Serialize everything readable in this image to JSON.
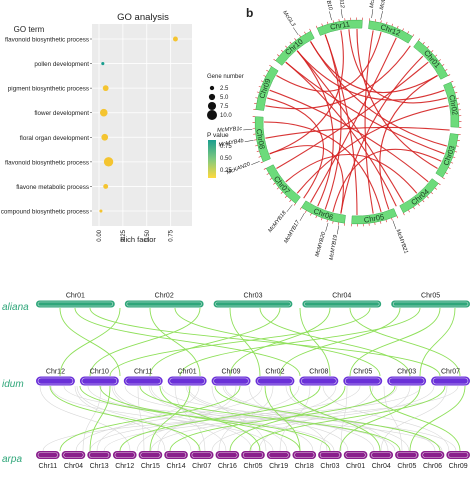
{
  "panel_a": {
    "title": "GO analysis",
    "legend_title": "GO term",
    "xlabel": "Rich factor",
    "terms": [
      "flavonoid biosynthetic process",
      "pollen development",
      "pigment biosynthetic process",
      "flower development",
      "floral organ development",
      "flavonoid biosynthetic process",
      "flavone metabolic process",
      "compound biosynthetic process"
    ],
    "size_legend": {
      "title": "Gene number",
      "values": [
        "2.5",
        "5.0",
        "7.5",
        "10.0"
      ]
    },
    "color_legend": {
      "title": "P value",
      "values": [
        "0.75",
        "0.50",
        "0.25"
      ],
      "colors": [
        "#1a9e8f",
        "#7fc97f",
        "#ffd93d"
      ]
    }
  },
  "chart_data": {
    "type": "scatter",
    "title": "GO analysis",
    "xlabel": "Rich factor",
    "ylabel": "GO term",
    "xlim": [
      0,
      0.9
    ],
    "x_ticks": [
      "0.00",
      "0.25",
      "0.50",
      "0.75"
    ],
    "categories": [
      "flavonoid biosynthetic process",
      "pollen development",
      "pigment biosynthetic process",
      "flower development",
      "floral organ development",
      "flavonoid biosynthetic process",
      "flavone metabolic process",
      "compound biosynthetic process"
    ],
    "x": [
      0.8,
      0.04,
      0.07,
      0.05,
      0.06,
      0.1,
      0.07,
      0.02
    ],
    "gene_number": [
      3,
      1,
      4,
      6,
      5,
      8,
      3,
      1
    ],
    "colors": [
      "#f4c430",
      "#1a9e8f",
      "#f4c430",
      "#f4c430",
      "#f4c430",
      "#f4c430",
      "#f4c430",
      "#f4c430"
    ]
  },
  "panel_b": {
    "label": "b",
    "chromosomes": [
      "Chr10",
      "Chr11",
      "Chr12",
      "Chr01",
      "Chr02",
      "Chr03",
      "Chr04",
      "Chr05",
      "Chr06",
      "Chr07",
      "Chr08",
      "Chr09"
    ],
    "gene_labels": [
      "McMYB10",
      "McMYB12",
      "McGL3",
      "McMYB6",
      "McMYB5",
      "McMYB4b",
      "McMYB1c",
      "McKAN20",
      "McMYB17",
      "McMYB18",
      "McMYB19",
      "McMYB20",
      "McMYB21"
    ],
    "ring_color": "#6ddb7b",
    "link_color": "#d42020"
  },
  "panel_c": {
    "species": [
      "aliana",
      "idum",
      "arpa"
    ],
    "track1": [
      "Chr01",
      "Chr02",
      "Chr03",
      "Chr04",
      "Chr05"
    ],
    "track2": [
      "Chr12",
      "Chr10",
      "Chr11",
      "Chr01",
      "Chr09",
      "Chr02",
      "Chr08",
      "Chr05",
      "Chr03",
      "Chr07"
    ],
    "track3": [
      "Chr11",
      "Chr04",
      "Chr13",
      "Chr12",
      "Chr15",
      "Chr14",
      "Chr07",
      "Chr16",
      "Chr05",
      "Chr19",
      "Chr18",
      "Chr03",
      "Chr01",
      "Chr04",
      "Chr05",
      "Chr06",
      "Chr09"
    ],
    "colors": {
      "track1": "#2fa67a",
      "track2": "#6a30d8",
      "track3": "#8a1f8c",
      "links": "#8fe05a",
      "species": "#2fa67a"
    }
  }
}
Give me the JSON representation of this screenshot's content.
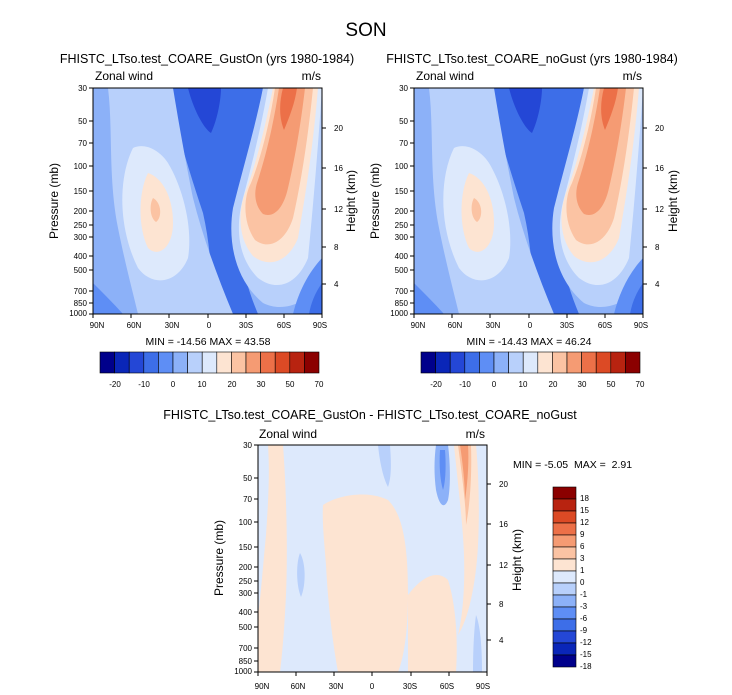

---

Given exercise -> Print the listing above in full, exactly as written. Omit any pictures.

Solution below ->
Serialize everything readable in this image to JSON.
{
  "panel_a": {
    "title": "GO analysis",
    "legend_title": "GO term",
    "xlabel": "Rich factor",
    "terms": [
      "flavonoid biosynthetic process",
      "pollen development",
      "pigment biosynthetic process",
      "flower development",
      "floral organ development",
      "flavonoid biosynthetic process",
      "flavone metabolic process",
      "compound biosynthetic process"
    ],
    "size_legend": {
      "title": "Gene number",
      "values": [
        "2.5",
        "5.0",
        "7.5",
        "10.0"
      ]
    },
    "color_legend": {
      "title": "P value",
      "values": [
        "0.75",
        "0.50",
        "0.25"
      ],
      "colors": [
        "#1a9e8f",
        "#7fc97f",
        "#ffd93d"
      ]
    }
  },
  "chart_data": {
    "type": "scatter",
    "title": "GO analysis",
    "xlabel": "Rich factor",
    "ylabel": "GO term",
    "xlim": [
      0,
      0.9
    ],
    "x_ticks": [
      "0.00",
      "0.25",
      "0.50",
      "0.75"
    ],
    "categories": [
      "flavonoid biosynthetic process",
      "pollen development",
      "pigment biosynthetic process",
      "flower development",
      "floral organ development",
      "flavonoid biosynthetic process",
      "flavone metabolic process",
      "compound biosynthetic process"
    ],
    "x": [
      0.8,
      0.04,
      0.07,
      0.05,
      0.06,
      0.1,
      0.07,
      0.02
    ],
    "gene_number": [
      3,
      1,
      4,
      6,
      5,
      8,
      3,
      1
    ],
    "colors": [
      "#f4c430",
      "#1a9e8f",
      "#f4c430",
      "#f4c430",
      "#f4c430",
      "#f4c430",
      "#f4c430",
      "#f4c430"
    ]
  },
  "panel_b": {
    "label": "b",
    "chromosomes": [
      "Chr10",
      "Chr11",
      "Chr12",
      "Chr01",
      "Chr02",
      "Chr03",
      "Chr04",
      "Chr05",
      "Chr06",
      "Chr07",
      "Chr08",
      "Chr09"
    ],
    "gene_labels": [
      "McMYB10",
      "McMYB12",
      "McGL3",
      "McMYB6",
      "McMYB5",
      "McMYB4b",
      "McMYB1c",
      "McKAN20",
      "McMYB17",
      "McMYB18",
      "McMYB19",
      "McMYB20",
      "McMYB21"
    ],
    "ring_color": "#6ddb7b",
    "link_color": "#d42020"
  },
  "panel_c": {
    "species": [
      "aliana",
      "idum",
      "arpa"
    ],
    "track1": [
      "Chr01",
      "Chr02",
      "Chr03",
      "Chr04",
      "Chr05"
    ],
    "track2": [
      "Chr12",
      "Chr10",
      "Chr11",
      "Chr01",
      "Chr09",
      "Chr02",
      "Chr08",
      "Chr05",
      "Chr03",
      "Chr07"
    ],
    "track3": [
      "Chr11",
      "Chr04",
      "Chr13",
      "Chr12",
      "Chr15",
      "Chr14",
      "Chr07",
      "Chr16",
      "Chr05",
      "Chr19",
      "Chr18",
      "Chr03",
      "Chr01",
      "Chr04",
      "Chr05",
      "Chr06",
      "Chr09"
    ],
    "colors": {
      "track1": "#2fa67a",
      "track2": "#6a30d8",
      "track3": "#8a1f8c",
      "links": "#8fe05a",
      "species": "#2fa67a"
    }
  }
}
Give me the JSON representation of this screenshot's content.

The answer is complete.